> **PROBLEM DESCRIPTION**: Set the following entries down again exactly, line by line.

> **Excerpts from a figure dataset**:
---

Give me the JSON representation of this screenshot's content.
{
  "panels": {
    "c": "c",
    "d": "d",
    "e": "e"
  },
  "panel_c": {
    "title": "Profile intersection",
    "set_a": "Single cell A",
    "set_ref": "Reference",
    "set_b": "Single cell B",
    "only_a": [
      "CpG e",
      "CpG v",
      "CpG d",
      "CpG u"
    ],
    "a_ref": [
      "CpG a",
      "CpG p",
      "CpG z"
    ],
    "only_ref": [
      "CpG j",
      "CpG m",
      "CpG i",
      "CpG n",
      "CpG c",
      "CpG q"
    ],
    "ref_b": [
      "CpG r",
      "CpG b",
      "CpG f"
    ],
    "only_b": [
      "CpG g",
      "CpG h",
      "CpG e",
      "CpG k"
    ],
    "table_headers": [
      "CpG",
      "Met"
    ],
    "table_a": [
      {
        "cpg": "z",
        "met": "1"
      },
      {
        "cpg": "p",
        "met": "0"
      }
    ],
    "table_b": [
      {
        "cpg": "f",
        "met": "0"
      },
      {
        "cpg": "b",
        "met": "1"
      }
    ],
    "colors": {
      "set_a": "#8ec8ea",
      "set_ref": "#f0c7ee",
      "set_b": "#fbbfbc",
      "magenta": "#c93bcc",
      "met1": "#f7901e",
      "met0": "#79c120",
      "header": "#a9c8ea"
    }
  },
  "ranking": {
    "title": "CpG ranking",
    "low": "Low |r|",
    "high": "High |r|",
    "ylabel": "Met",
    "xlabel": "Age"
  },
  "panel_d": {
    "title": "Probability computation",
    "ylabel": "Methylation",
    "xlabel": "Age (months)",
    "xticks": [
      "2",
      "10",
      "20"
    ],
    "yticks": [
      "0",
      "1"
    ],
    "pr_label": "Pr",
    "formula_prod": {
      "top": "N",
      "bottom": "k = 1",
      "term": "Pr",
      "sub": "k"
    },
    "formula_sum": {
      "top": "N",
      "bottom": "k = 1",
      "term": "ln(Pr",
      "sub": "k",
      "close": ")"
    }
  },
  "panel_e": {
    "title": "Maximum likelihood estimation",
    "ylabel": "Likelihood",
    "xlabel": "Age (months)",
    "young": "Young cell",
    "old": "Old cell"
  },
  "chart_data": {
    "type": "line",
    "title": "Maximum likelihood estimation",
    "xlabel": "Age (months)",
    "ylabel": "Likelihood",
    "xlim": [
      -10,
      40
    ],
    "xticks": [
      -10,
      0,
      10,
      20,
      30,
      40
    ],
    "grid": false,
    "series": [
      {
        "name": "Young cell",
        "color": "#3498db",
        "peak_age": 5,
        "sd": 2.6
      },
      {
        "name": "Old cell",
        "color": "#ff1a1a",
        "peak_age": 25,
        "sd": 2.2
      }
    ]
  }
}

---

> **SOLVED EXERCISE**:
Give me the JSON representation of this screenshot's content.
{
  "panels": {
    "c": "c",
    "d": "d",
    "e": "e"
  },
  "panel_c": {
    "title": "Profile intersection",
    "set_a": "Single cell A",
    "set_ref": "Reference",
    "set_b": "Single cell B",
    "only_a": [
      "CpG e",
      "CpG v",
      "CpG d",
      "CpG u"
    ],
    "a_ref": [
      "CpG a",
      "CpG p",
      "CpG z"
    ],
    "only_ref": [
      "CpG j",
      "CpG m",
      "CpG i",
      "CpG n",
      "CpG c",
      "CpG q"
    ],
    "ref_b": [
      "CpG r",
      "CpG b",
      "CpG f"
    ],
    "only_b": [
      "CpG g",
      "CpG h",
      "CpG e",
      "CpG k"
    ],
    "table_headers": [
      "CpG",
      "Met"
    ],
    "table_a": [
      {
        "cpg": "z",
        "met": "1"
      },
      {
        "cpg": "p",
        "met": "0"
      }
    ],
    "table_b": [
      {
        "cpg": "f",
        "met": "0"
      },
      {
        "cpg": "b",
        "met": "1"
      }
    ],
    "colors": {
      "set_a": "#8ec8ea",
      "set_ref": "#f0c7ee",
      "set_b": "#fbbfbc",
      "magenta": "#c93bcc",
      "met1": "#f7901e",
      "met0": "#79c120",
      "header": "#a9c8ea"
    }
  },
  "ranking": {
    "title": "CpG ranking",
    "low": "Low |r|",
    "high": "High |r|",
    "ylabel": "Met",
    "xlabel": "Age"
  },
  "panel_d": {
    "title": "Probability computation",
    "ylabel": "Methylation",
    "xlabel": "Age (months)",
    "xticks": [
      "2",
      "10",
      "20"
    ],
    "yticks": [
      "0",
      "1"
    ],
    "pr_label": "Pr",
    "formula_prod": {
      "top": "N",
      "bottom": "k = 1",
      "term": "Pr",
      "sub": "k"
    },
    "formula_sum": {
      "top": "N",
      "bottom": "k = 1",
      "term": "ln(Pr",
      "sub": "k",
      "close": ")"
    }
  },
  "panel_e": {
    "title": "Maximum likelihood estimation",
    "ylabel": "Likelihood",
    "xlabel": "Age (months)",
    "young": "Young cell",
    "old": "Old cell"
  },
  "chart_data": {
    "type": "line",
    "title": "Maximum likelihood estimation",
    "xlabel": "Age (months)",
    "ylabel": "Likelihood",
    "xlim": [
      -10,
      40
    ],
    "xticks": [
      -10,
      0,
      10,
      20,
      30,
      40
    ],
    "grid": false,
    "series": [
      {
        "name": "Young cell",
        "color": "#3498db",
        "peak_age": 5,
        "sd": 2.6
      },
      {
        "name": "Old cell",
        "color": "#ff1a1a",
        "peak_age": 25,
        "sd": 2.2
      }
    ]
  }
}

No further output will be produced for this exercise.